Element region listings:
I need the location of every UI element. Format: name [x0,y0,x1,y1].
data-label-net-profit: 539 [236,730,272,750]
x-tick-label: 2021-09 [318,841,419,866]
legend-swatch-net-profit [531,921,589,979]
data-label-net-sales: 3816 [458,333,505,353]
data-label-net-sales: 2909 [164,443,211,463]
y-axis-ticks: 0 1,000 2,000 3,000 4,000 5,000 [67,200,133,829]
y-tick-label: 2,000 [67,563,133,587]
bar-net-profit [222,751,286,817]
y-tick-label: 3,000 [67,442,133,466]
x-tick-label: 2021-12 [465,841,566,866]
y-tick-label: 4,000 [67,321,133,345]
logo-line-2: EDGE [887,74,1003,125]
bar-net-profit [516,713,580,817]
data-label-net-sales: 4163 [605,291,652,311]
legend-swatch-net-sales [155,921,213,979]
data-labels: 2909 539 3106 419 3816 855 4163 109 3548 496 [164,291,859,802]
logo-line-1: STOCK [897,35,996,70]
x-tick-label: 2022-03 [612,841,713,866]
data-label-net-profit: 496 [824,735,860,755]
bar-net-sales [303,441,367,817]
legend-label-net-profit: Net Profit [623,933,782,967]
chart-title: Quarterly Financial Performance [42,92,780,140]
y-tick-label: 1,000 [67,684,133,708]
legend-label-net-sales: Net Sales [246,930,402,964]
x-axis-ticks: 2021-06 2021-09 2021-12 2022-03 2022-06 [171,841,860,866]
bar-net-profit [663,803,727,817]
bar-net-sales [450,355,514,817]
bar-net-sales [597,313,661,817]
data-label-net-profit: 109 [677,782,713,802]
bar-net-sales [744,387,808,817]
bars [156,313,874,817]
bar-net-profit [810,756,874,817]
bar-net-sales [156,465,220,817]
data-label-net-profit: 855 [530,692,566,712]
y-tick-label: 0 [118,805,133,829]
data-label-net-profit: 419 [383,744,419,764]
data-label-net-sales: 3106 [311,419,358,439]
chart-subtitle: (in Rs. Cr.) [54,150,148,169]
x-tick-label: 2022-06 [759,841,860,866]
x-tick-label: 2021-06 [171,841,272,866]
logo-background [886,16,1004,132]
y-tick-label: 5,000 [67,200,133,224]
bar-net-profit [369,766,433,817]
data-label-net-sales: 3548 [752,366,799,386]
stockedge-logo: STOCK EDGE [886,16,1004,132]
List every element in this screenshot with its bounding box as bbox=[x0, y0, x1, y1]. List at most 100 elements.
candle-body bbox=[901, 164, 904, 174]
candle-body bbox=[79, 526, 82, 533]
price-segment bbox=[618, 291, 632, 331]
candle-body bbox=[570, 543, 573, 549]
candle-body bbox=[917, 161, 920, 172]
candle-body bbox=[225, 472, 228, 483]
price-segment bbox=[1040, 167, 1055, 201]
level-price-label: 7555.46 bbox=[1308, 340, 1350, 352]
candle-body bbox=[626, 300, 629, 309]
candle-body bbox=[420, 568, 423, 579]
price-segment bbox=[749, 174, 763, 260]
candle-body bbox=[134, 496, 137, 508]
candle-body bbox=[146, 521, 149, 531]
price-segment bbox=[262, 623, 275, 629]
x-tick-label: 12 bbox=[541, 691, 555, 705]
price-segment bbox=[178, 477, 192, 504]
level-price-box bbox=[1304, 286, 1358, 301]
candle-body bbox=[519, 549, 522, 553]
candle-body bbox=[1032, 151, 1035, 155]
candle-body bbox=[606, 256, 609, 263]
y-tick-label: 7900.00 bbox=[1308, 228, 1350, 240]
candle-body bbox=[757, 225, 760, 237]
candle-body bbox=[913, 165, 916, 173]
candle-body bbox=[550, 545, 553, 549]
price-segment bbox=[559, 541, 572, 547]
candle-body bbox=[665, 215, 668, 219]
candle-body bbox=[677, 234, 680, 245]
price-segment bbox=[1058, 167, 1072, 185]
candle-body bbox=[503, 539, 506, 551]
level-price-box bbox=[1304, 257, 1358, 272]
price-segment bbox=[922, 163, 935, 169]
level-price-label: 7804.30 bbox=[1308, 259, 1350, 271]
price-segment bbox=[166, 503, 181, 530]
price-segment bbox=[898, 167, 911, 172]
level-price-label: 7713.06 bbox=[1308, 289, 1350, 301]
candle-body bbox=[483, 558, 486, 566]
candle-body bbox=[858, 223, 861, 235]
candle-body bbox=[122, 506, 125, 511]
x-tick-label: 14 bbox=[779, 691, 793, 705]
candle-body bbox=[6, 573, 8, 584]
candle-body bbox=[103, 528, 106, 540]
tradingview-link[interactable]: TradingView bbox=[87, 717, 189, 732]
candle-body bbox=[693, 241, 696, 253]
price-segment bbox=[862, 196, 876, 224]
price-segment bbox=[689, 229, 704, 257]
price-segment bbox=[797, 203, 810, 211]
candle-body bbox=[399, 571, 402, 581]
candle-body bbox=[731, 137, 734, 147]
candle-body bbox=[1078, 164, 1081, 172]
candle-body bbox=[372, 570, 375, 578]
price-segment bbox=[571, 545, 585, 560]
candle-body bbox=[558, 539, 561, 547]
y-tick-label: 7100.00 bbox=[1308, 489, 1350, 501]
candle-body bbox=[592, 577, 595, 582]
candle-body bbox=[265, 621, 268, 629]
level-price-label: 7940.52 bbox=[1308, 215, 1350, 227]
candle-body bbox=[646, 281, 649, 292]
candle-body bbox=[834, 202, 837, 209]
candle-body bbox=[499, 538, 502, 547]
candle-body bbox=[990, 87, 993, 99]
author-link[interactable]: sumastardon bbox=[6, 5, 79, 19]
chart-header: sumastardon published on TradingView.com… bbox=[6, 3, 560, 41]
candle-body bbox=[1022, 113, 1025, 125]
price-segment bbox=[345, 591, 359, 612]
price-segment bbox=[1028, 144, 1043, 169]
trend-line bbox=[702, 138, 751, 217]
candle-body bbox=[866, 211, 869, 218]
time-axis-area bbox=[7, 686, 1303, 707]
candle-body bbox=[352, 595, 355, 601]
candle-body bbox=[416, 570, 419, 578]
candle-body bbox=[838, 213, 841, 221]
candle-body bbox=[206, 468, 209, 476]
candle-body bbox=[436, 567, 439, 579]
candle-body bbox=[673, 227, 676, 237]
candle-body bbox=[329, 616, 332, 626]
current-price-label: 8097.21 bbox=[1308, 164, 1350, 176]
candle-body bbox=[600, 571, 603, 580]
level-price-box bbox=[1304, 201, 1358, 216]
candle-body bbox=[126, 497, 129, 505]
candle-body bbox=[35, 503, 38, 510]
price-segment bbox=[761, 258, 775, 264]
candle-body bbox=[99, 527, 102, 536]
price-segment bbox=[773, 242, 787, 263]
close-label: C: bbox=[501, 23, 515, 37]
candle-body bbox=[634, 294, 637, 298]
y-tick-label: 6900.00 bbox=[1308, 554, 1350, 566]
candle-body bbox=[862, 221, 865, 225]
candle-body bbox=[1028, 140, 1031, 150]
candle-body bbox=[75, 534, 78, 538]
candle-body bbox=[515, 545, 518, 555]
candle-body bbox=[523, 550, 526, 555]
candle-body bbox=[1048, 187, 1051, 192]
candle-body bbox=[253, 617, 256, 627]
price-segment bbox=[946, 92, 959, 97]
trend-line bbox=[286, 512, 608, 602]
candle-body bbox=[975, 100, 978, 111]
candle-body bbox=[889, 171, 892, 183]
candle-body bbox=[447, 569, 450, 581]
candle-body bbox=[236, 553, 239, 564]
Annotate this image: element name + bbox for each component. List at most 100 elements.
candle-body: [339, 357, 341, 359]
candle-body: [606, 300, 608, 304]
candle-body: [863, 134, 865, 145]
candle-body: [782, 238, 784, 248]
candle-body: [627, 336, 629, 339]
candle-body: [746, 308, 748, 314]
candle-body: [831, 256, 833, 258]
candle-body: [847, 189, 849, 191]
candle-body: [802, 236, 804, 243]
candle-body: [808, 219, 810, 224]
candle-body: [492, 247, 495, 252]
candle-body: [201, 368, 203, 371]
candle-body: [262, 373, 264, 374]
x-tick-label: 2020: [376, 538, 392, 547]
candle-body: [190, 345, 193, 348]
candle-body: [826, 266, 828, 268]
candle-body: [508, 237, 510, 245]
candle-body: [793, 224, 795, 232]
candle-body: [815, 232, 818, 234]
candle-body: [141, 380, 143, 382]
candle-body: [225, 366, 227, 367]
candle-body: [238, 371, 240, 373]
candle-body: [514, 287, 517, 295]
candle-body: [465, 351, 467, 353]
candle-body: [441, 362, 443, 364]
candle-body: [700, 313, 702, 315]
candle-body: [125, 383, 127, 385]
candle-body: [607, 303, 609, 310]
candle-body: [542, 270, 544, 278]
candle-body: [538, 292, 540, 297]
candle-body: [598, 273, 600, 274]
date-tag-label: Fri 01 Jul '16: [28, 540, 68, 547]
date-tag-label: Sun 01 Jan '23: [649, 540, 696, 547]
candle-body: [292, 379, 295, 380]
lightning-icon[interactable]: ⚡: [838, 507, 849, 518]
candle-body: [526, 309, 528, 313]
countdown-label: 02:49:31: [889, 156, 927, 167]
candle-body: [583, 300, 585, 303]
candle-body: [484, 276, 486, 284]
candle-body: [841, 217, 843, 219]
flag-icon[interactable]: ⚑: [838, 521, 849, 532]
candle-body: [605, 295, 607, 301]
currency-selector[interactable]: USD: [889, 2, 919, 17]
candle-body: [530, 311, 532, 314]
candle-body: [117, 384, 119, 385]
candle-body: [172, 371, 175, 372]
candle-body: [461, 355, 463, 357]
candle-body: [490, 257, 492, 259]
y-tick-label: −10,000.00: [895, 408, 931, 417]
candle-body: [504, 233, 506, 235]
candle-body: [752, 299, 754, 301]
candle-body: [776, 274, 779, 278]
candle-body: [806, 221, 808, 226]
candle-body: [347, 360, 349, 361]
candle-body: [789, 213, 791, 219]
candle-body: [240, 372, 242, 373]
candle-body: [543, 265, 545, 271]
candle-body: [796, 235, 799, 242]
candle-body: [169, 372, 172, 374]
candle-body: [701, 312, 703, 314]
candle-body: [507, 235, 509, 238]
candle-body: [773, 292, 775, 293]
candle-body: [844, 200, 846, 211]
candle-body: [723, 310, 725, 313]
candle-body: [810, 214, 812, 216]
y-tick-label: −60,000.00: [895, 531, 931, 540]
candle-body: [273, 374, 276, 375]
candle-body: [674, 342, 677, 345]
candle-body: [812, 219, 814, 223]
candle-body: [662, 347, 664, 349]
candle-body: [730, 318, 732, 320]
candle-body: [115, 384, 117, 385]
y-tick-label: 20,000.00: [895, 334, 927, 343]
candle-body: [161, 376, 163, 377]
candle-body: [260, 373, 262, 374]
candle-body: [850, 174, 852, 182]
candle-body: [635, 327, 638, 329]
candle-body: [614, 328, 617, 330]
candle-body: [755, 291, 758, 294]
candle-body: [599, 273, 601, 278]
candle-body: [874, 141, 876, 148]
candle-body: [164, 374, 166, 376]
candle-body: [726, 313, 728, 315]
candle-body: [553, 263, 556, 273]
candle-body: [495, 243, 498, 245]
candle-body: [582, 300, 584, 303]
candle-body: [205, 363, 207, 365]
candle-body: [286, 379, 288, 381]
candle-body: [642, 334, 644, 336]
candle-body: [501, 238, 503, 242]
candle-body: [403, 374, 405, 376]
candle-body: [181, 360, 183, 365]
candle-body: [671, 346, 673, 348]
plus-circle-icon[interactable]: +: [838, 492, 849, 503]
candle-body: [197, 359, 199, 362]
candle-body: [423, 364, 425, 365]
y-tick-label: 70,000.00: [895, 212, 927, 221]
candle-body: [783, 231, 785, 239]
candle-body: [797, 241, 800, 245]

**Exercise directions**
Can you copy the entries word for word, everything from the very first line down to the line containing "logo-line-2: EDGE [887,74,1003,125]", with both of those lines included?

**Complete answer**
I need the location of every UI element. Format: name [x0,y0,x1,y1].
data-label-net-profit: 539 [236,730,272,750]
x-tick-label: 2021-09 [318,841,419,866]
legend-swatch-net-profit [531,921,589,979]
data-label-net-sales: 3816 [458,333,505,353]
data-label-net-sales: 2909 [164,443,211,463]
y-axis-ticks: 0 1,000 2,000 3,000 4,000 5,000 [67,200,133,829]
y-tick-label: 2,000 [67,563,133,587]
bar-net-profit [222,751,286,817]
y-tick-label: 3,000 [67,442,133,466]
x-tick-label: 2021-12 [465,841,566,866]
y-tick-label: 4,000 [67,321,133,345]
logo-line-2: EDGE [887,74,1003,125]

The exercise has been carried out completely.